-- Supplied records --
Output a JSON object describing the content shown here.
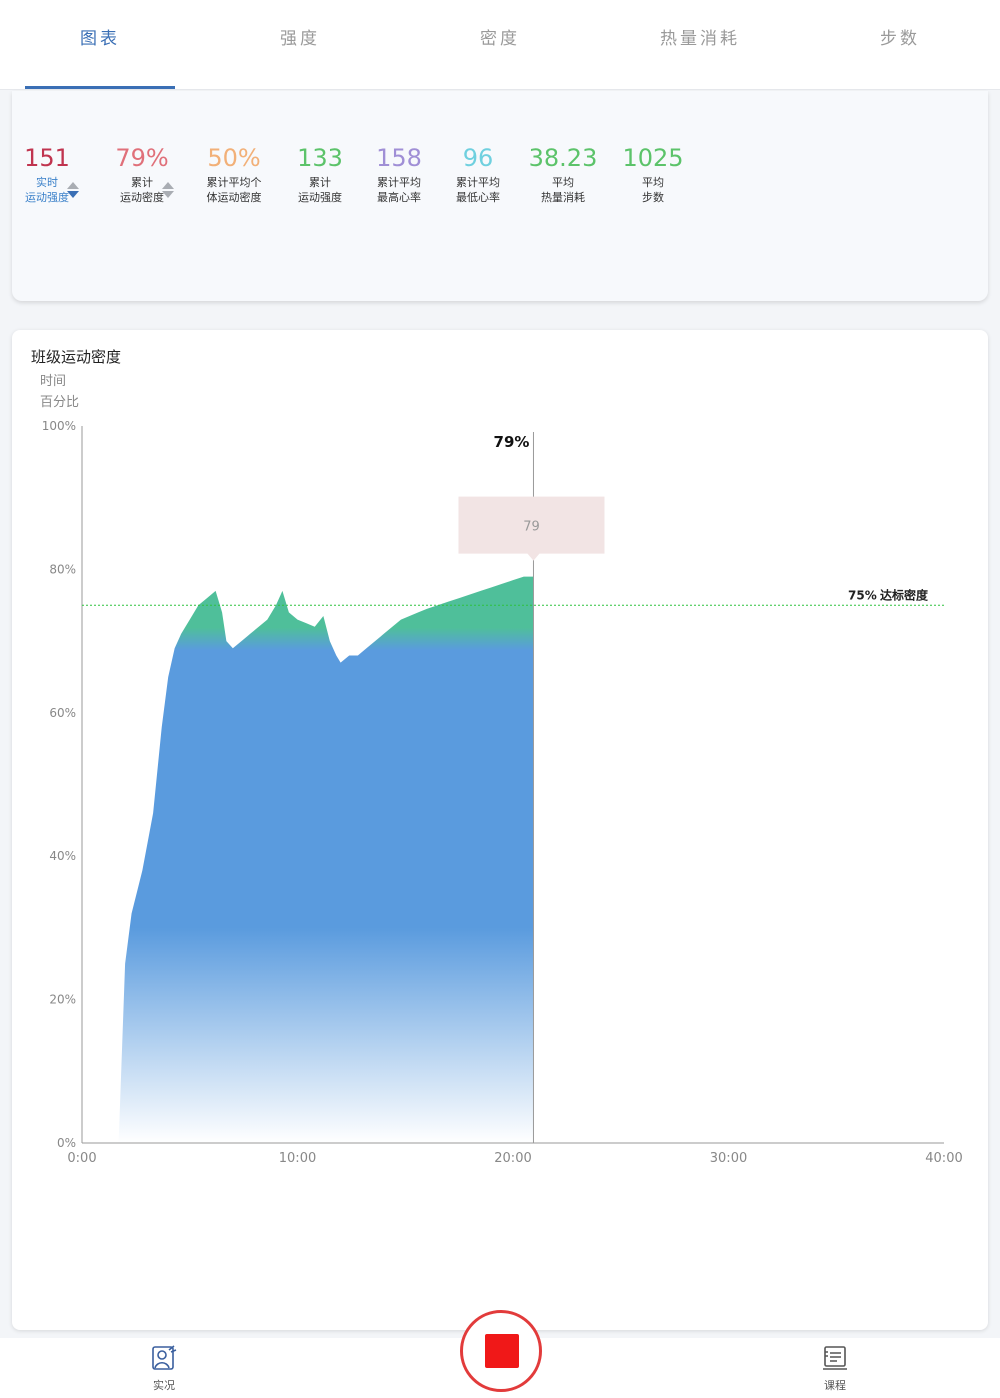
{
  "tabs": [
    {
      "label": "图表",
      "active": true
    },
    {
      "label": "强度",
      "active": false
    },
    {
      "label": "密度",
      "active": false
    },
    {
      "label": "热量消耗",
      "active": false
    },
    {
      "label": "步数",
      "active": false
    }
  ],
  "stats": [
    {
      "value": "151",
      "label1": "实时",
      "label2": "运动强度",
      "color": "#c0344f",
      "label_color": "#3a80c9"
    },
    {
      "value": "79%",
      "label1": "累计",
      "label2": "运动密度",
      "color": "#e0707a",
      "label_color": "#333333"
    },
    {
      "value": "50%",
      "label1": "累计平均个",
      "label2": "体运动密度",
      "color": "#f2b078",
      "label_color": "#333333"
    },
    {
      "value": "133",
      "label1": "累计",
      "label2": "运动强度",
      "color": "#5cc36a",
      "label_color": "#333333"
    },
    {
      "value": "158",
      "label1": "累计平均",
      "label2": "最高心率",
      "color": "#a08fd6",
      "label_color": "#333333"
    },
    {
      "value": "96",
      "label1": "累计平均",
      "label2": "最低心率",
      "color": "#6fd0df",
      "label_color": "#333333"
    },
    {
      "value": "38.23",
      "label1": "平均",
      "label2": "热量消耗",
      "color": "#5cc36a",
      "label_color": "#333333"
    },
    {
      "value": "1025",
      "label1": "平均",
      "label2": "步数",
      "color": "#5cc36a",
      "label_color": "#333333"
    }
  ],
  "chart_card": {
    "title": "班级运动密度",
    "subtitle_time": "时间",
    "subtitle_percent": "百分比"
  },
  "chart_data": {
    "type": "area",
    "title": "班级运动密度",
    "xlabel": "时间",
    "ylabel": "百分比",
    "x_tick_labels": [
      "0:00",
      "10:00",
      "20:00",
      "30:00",
      "40:00"
    ],
    "y_tick_labels": [
      "0%",
      "20%",
      "40%",
      "60%",
      "80%",
      "100%"
    ],
    "xlim": [
      0,
      40
    ],
    "ylim": [
      0,
      100
    ],
    "grid": false,
    "series": [
      {
        "x": [
          1.7,
          2.0,
          2.3,
          2.8,
          3.3,
          3.7,
          4.0,
          4.3,
          4.6,
          5.0,
          5.4,
          5.8,
          6.2,
          6.5,
          6.7,
          7.0,
          7.4,
          7.8,
          8.2,
          8.6,
          9.0,
          9.3,
          9.6,
          10.0,
          10.4,
          10.8,
          11.2,
          11.5,
          11.8,
          12.0,
          12.4,
          12.8,
          13.2,
          13.6,
          14.0,
          14.4,
          14.8,
          15.2,
          15.6,
          16.0,
          16.5,
          17.0,
          17.5,
          18.0,
          18.5,
          19.0,
          19.5,
          20.0,
          20.5,
          20.95
        ],
        "y": [
          0,
          25,
          32,
          38,
          46,
          58,
          65,
          69,
          71,
          73,
          75,
          76,
          77,
          74,
          70,
          69,
          70,
          71,
          72,
          73,
          75,
          77,
          74,
          73,
          72.5,
          72,
          73.5,
          70,
          68,
          67,
          68,
          68,
          69,
          70,
          71,
          72,
          73,
          73.5,
          74,
          74.5,
          75,
          75.5,
          76,
          76.5,
          77,
          77.5,
          78,
          78.5,
          79,
          79
        ]
      }
    ],
    "reference_line": {
      "value": 75,
      "label_value": "75%",
      "label_text": "达标密度",
      "color": "#2ec23e"
    },
    "cursor": {
      "x": 20.95,
      "label": "79%",
      "tooltip": "79"
    },
    "gradient_colors": {
      "top": "#4fbf9a",
      "main": "#5a9bde",
      "bottom": "#ffffff"
    }
  },
  "bottom_nav": {
    "left_label": "实况",
    "right_label": "课程"
  },
  "colors": {
    "accent": "#3a6fb5",
    "stop": "#f01818"
  }
}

-- Exercise details --
Without the pictures, write out all of the material exactly.

-- Response to this task --
Output a JSON object describing the content shown here.
{
  "tabs": [
    {
      "label": "图表",
      "active": true
    },
    {
      "label": "强度",
      "active": false
    },
    {
      "label": "密度",
      "active": false
    },
    {
      "label": "热量消耗",
      "active": false
    },
    {
      "label": "步数",
      "active": false
    }
  ],
  "stats": [
    {
      "value": "151",
      "label1": "实时",
      "label2": "运动强度",
      "color": "#c0344f",
      "label_color": "#3a80c9"
    },
    {
      "value": "79%",
      "label1": "累计",
      "label2": "运动密度",
      "color": "#e0707a",
      "label_color": "#333333"
    },
    {
      "value": "50%",
      "label1": "累计平均个",
      "label2": "体运动密度",
      "color": "#f2b078",
      "label_color": "#333333"
    },
    {
      "value": "133",
      "label1": "累计",
      "label2": "运动强度",
      "color": "#5cc36a",
      "label_color": "#333333"
    },
    {
      "value": "158",
      "label1": "累计平均",
      "label2": "最高心率",
      "color": "#a08fd6",
      "label_color": "#333333"
    },
    {
      "value": "96",
      "label1": "累计平均",
      "label2": "最低心率",
      "color": "#6fd0df",
      "label_color": "#333333"
    },
    {
      "value": "38.23",
      "label1": "平均",
      "label2": "热量消耗",
      "color": "#5cc36a",
      "label_color": "#333333"
    },
    {
      "value": "1025",
      "label1": "平均",
      "label2": "步数",
      "color": "#5cc36a",
      "label_color": "#333333"
    }
  ],
  "chart_card": {
    "title": "班级运动密度",
    "subtitle_time": "时间",
    "subtitle_percent": "百分比"
  },
  "chart_data": {
    "type": "area",
    "title": "班级运动密度",
    "xlabel": "时间",
    "ylabel": "百分比",
    "x_tick_labels": [
      "0:00",
      "10:00",
      "20:00",
      "30:00",
      "40:00"
    ],
    "y_tick_labels": [
      "0%",
      "20%",
      "40%",
      "60%",
      "80%",
      "100%"
    ],
    "xlim": [
      0,
      40
    ],
    "ylim": [
      0,
      100
    ],
    "grid": false,
    "series": [
      {
        "x": [
          1.7,
          2.0,
          2.3,
          2.8,
          3.3,
          3.7,
          4.0,
          4.3,
          4.6,
          5.0,
          5.4,
          5.8,
          6.2,
          6.5,
          6.7,
          7.0,
          7.4,
          7.8,
          8.2,
          8.6,
          9.0,
          9.3,
          9.6,
          10.0,
          10.4,
          10.8,
          11.2,
          11.5,
          11.8,
          12.0,
          12.4,
          12.8,
          13.2,
          13.6,
          14.0,
          14.4,
          14.8,
          15.2,
          15.6,
          16.0,
          16.5,
          17.0,
          17.5,
          18.0,
          18.5,
          19.0,
          19.5,
          20.0,
          20.5,
          20.95
        ],
        "y": [
          0,
          25,
          32,
          38,
          46,
          58,
          65,
          69,
          71,
          73,
          75,
          76,
          77,
          74,
          70,
          69,
          70,
          71,
          72,
          73,
          75,
          77,
          74,
          73,
          72.5,
          72,
          73.5,
          70,
          68,
          67,
          68,
          68,
          69,
          70,
          71,
          72,
          73,
          73.5,
          74,
          74.5,
          75,
          75.5,
          76,
          76.5,
          77,
          77.5,
          78,
          78.5,
          79,
          79
        ]
      }
    ],
    "reference_line": {
      "value": 75,
      "label_value": "75%",
      "label_text": "达标密度",
      "color": "#2ec23e"
    },
    "cursor": {
      "x": 20.95,
      "label": "79%",
      "tooltip": "79"
    },
    "gradient_colors": {
      "top": "#4fbf9a",
      "main": "#5a9bde",
      "bottom": "#ffffff"
    }
  },
  "bottom_nav": {
    "left_label": "实况",
    "right_label": "课程"
  },
  "colors": {
    "accent": "#3a6fb5",
    "stop": "#f01818"
  }
}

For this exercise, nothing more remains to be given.